__The input__
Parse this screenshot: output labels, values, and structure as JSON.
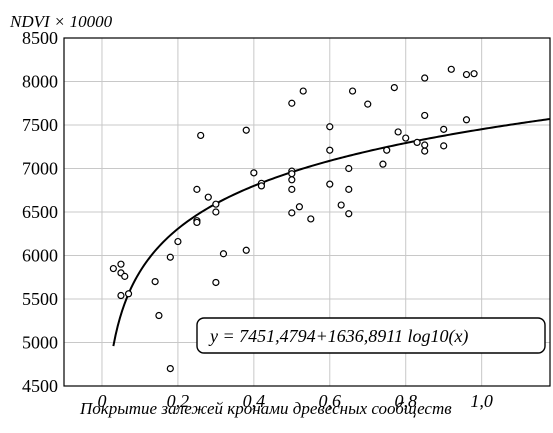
{
  "chart_data": {
    "type": "scatter",
    "ylabel": "NDVI × 10000",
    "xlabel": "Покрытие залежей кронами древесных сообществ",
    "xlim": [
      -0.1,
      1.18
    ],
    "ylim": [
      4500,
      8500
    ],
    "x_ticks": [
      0,
      0.2,
      0.4,
      0.6,
      0.8,
      1.0
    ],
    "x_tick_labels": [
      "0",
      "0,2",
      "0,4",
      "0,6",
      "0,8",
      "1,0"
    ],
    "y_ticks": [
      4500,
      5000,
      5500,
      6000,
      6500,
      7000,
      7500,
      8000,
      8500
    ],
    "y_tick_labels": [
      "4500",
      "5000",
      "5500",
      "6000",
      "6500",
      "7000",
      "7500",
      "8000",
      "8500"
    ],
    "grid": true,
    "points": [
      {
        "x": 0.03,
        "y": 5850
      },
      {
        "x": 0.05,
        "y": 5900
      },
      {
        "x": 0.05,
        "y": 5800
      },
      {
        "x": 0.06,
        "y": 5760
      },
      {
        "x": 0.05,
        "y": 5540
      },
      {
        "x": 0.07,
        "y": 5560
      },
      {
        "x": 0.14,
        "y": 5700
      },
      {
        "x": 0.15,
        "y": 5310
      },
      {
        "x": 0.18,
        "y": 5980
      },
      {
        "x": 0.18,
        "y": 4700
      },
      {
        "x": 0.2,
        "y": 6160
      },
      {
        "x": 0.25,
        "y": 6760
      },
      {
        "x": 0.25,
        "y": 6400
      },
      {
        "x": 0.25,
        "y": 6380
      },
      {
        "x": 0.26,
        "y": 7380
      },
      {
        "x": 0.28,
        "y": 6670
      },
      {
        "x": 0.3,
        "y": 6590
      },
      {
        "x": 0.3,
        "y": 6500
      },
      {
        "x": 0.3,
        "y": 5690
      },
      {
        "x": 0.32,
        "y": 6020
      },
      {
        "x": 0.38,
        "y": 6060
      },
      {
        "x": 0.38,
        "y": 7440
      },
      {
        "x": 0.4,
        "y": 6950
      },
      {
        "x": 0.42,
        "y": 6830
      },
      {
        "x": 0.42,
        "y": 6800
      },
      {
        "x": 0.5,
        "y": 7750
      },
      {
        "x": 0.5,
        "y": 6970
      },
      {
        "x": 0.5,
        "y": 6940
      },
      {
        "x": 0.5,
        "y": 6870
      },
      {
        "x": 0.5,
        "y": 6760
      },
      {
        "x": 0.5,
        "y": 6490
      },
      {
        "x": 0.52,
        "y": 6560
      },
      {
        "x": 0.53,
        "y": 7890
      },
      {
        "x": 0.55,
        "y": 6420
      },
      {
        "x": 0.6,
        "y": 7480
      },
      {
        "x": 0.6,
        "y": 7210
      },
      {
        "x": 0.6,
        "y": 6820
      },
      {
        "x": 0.63,
        "y": 6580
      },
      {
        "x": 0.65,
        "y": 7000
      },
      {
        "x": 0.65,
        "y": 6760
      },
      {
        "x": 0.65,
        "y": 6480
      },
      {
        "x": 0.66,
        "y": 7890
      },
      {
        "x": 0.7,
        "y": 7740
      },
      {
        "x": 0.74,
        "y": 7050
      },
      {
        "x": 0.75,
        "y": 7210
      },
      {
        "x": 0.77,
        "y": 7930
      },
      {
        "x": 0.78,
        "y": 7420
      },
      {
        "x": 0.8,
        "y": 7350
      },
      {
        "x": 0.83,
        "y": 7300
      },
      {
        "x": 0.85,
        "y": 8040
      },
      {
        "x": 0.85,
        "y": 7610
      },
      {
        "x": 0.85,
        "y": 7270
      },
      {
        "x": 0.85,
        "y": 7200
      },
      {
        "x": 0.9,
        "y": 7450
      },
      {
        "x": 0.9,
        "y": 7260
      },
      {
        "x": 0.92,
        "y": 8140
      },
      {
        "x": 0.96,
        "y": 8080
      },
      {
        "x": 0.96,
        "y": 7560
      },
      {
        "x": 0.98,
        "y": 8090
      }
    ],
    "fit": {
      "equation": "y = 7451,4794+1636,8911 log10(x)",
      "intercept": 7451.4794,
      "slope": 1636.8911,
      "x_range": [
        0.03,
        1.18
      ]
    }
  }
}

__Task directions__
In the copy, include all records verbatim but no images.

__Answer in full__
Parse this screenshot: output labels, values, and structure as JSON.
{
  "chart_data": {
    "type": "scatter",
    "ylabel": "NDVI × 10000",
    "xlabel": "Покрытие залежей кронами древесных сообществ",
    "xlim": [
      -0.1,
      1.18
    ],
    "ylim": [
      4500,
      8500
    ],
    "x_ticks": [
      0,
      0.2,
      0.4,
      0.6,
      0.8,
      1.0
    ],
    "x_tick_labels": [
      "0",
      "0,2",
      "0,4",
      "0,6",
      "0,8",
      "1,0"
    ],
    "y_ticks": [
      4500,
      5000,
      5500,
      6000,
      6500,
      7000,
      7500,
      8000,
      8500
    ],
    "y_tick_labels": [
      "4500",
      "5000",
      "5500",
      "6000",
      "6500",
      "7000",
      "7500",
      "8000",
      "8500"
    ],
    "grid": true,
    "points": [
      {
        "x": 0.03,
        "y": 5850
      },
      {
        "x": 0.05,
        "y": 5900
      },
      {
        "x": 0.05,
        "y": 5800
      },
      {
        "x": 0.06,
        "y": 5760
      },
      {
        "x": 0.05,
        "y": 5540
      },
      {
        "x": 0.07,
        "y": 5560
      },
      {
        "x": 0.14,
        "y": 5700
      },
      {
        "x": 0.15,
        "y": 5310
      },
      {
        "x": 0.18,
        "y": 5980
      },
      {
        "x": 0.18,
        "y": 4700
      },
      {
        "x": 0.2,
        "y": 6160
      },
      {
        "x": 0.25,
        "y": 6760
      },
      {
        "x": 0.25,
        "y": 6400
      },
      {
        "x": 0.25,
        "y": 6380
      },
      {
        "x": 0.26,
        "y": 7380
      },
      {
        "x": 0.28,
        "y": 6670
      },
      {
        "x": 0.3,
        "y": 6590
      },
      {
        "x": 0.3,
        "y": 6500
      },
      {
        "x": 0.3,
        "y": 5690
      },
      {
        "x": 0.32,
        "y": 6020
      },
      {
        "x": 0.38,
        "y": 6060
      },
      {
        "x": 0.38,
        "y": 7440
      },
      {
        "x": 0.4,
        "y": 6950
      },
      {
        "x": 0.42,
        "y": 6830
      },
      {
        "x": 0.42,
        "y": 6800
      },
      {
        "x": 0.5,
        "y": 7750
      },
      {
        "x": 0.5,
        "y": 6970
      },
      {
        "x": 0.5,
        "y": 6940
      },
      {
        "x": 0.5,
        "y": 6870
      },
      {
        "x": 0.5,
        "y": 6760
      },
      {
        "x": 0.5,
        "y": 6490
      },
      {
        "x": 0.52,
        "y": 6560
      },
      {
        "x": 0.53,
        "y": 7890
      },
      {
        "x": 0.55,
        "y": 6420
      },
      {
        "x": 0.6,
        "y": 7480
      },
      {
        "x": 0.6,
        "y": 7210
      },
      {
        "x": 0.6,
        "y": 6820
      },
      {
        "x": 0.63,
        "y": 6580
      },
      {
        "x": 0.65,
        "y": 7000
      },
      {
        "x": 0.65,
        "y": 6760
      },
      {
        "x": 0.65,
        "y": 6480
      },
      {
        "x": 0.66,
        "y": 7890
      },
      {
        "x": 0.7,
        "y": 7740
      },
      {
        "x": 0.74,
        "y": 7050
      },
      {
        "x": 0.75,
        "y": 7210
      },
      {
        "x": 0.77,
        "y": 7930
      },
      {
        "x": 0.78,
        "y": 7420
      },
      {
        "x": 0.8,
        "y": 7350
      },
      {
        "x": 0.83,
        "y": 7300
      },
      {
        "x": 0.85,
        "y": 8040
      },
      {
        "x": 0.85,
        "y": 7610
      },
      {
        "x": 0.85,
        "y": 7270
      },
      {
        "x": 0.85,
        "y": 7200
      },
      {
        "x": 0.9,
        "y": 7450
      },
      {
        "x": 0.9,
        "y": 7260
      },
      {
        "x": 0.92,
        "y": 8140
      },
      {
        "x": 0.96,
        "y": 8080
      },
      {
        "x": 0.96,
        "y": 7560
      },
      {
        "x": 0.98,
        "y": 8090
      }
    ],
    "fit": {
      "equation": "y = 7451,4794+1636,8911 log10(x)",
      "intercept": 7451.4794,
      "slope": 1636.8911,
      "x_range": [
        0.03,
        1.18
      ]
    }
  }
}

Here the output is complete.